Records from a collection
────
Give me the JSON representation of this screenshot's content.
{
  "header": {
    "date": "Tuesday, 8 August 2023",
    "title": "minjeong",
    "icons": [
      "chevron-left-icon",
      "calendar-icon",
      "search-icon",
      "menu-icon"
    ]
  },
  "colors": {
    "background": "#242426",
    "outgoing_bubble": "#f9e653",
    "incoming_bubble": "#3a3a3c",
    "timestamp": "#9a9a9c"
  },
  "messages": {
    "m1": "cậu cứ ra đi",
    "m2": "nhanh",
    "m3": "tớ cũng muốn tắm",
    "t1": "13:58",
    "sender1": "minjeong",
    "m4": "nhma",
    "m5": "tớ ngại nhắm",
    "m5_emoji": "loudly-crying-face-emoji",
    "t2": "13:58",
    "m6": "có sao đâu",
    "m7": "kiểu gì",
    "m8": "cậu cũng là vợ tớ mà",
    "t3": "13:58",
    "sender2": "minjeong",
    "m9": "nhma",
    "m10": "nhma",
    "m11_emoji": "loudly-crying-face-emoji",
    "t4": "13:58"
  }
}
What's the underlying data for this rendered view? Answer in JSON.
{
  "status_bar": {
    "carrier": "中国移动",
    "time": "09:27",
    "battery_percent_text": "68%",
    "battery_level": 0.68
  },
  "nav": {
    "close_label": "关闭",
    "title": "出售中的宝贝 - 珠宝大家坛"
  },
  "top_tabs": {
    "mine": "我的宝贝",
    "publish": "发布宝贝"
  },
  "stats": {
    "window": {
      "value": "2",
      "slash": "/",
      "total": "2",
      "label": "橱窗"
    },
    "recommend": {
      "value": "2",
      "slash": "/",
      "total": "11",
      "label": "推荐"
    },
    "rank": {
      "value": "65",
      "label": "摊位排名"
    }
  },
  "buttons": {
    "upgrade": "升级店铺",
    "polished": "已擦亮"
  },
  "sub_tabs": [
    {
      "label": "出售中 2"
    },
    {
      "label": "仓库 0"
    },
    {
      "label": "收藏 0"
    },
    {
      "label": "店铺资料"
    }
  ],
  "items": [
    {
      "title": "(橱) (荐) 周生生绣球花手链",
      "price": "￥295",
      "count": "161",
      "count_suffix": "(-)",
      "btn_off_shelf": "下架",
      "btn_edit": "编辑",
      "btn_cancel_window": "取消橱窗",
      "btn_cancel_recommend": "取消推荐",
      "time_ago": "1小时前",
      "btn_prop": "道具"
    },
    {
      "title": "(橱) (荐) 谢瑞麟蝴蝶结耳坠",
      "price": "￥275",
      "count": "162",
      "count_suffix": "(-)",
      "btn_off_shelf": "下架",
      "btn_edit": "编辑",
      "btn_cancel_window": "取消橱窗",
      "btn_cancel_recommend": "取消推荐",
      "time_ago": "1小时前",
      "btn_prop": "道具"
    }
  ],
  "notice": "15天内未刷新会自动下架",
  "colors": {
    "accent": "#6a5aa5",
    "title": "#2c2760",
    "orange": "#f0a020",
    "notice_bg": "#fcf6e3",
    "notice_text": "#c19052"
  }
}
────
» Task details: What is the number of lines in the data holding the word "cũng"? Reply with that number only.

» Exercise answer: 2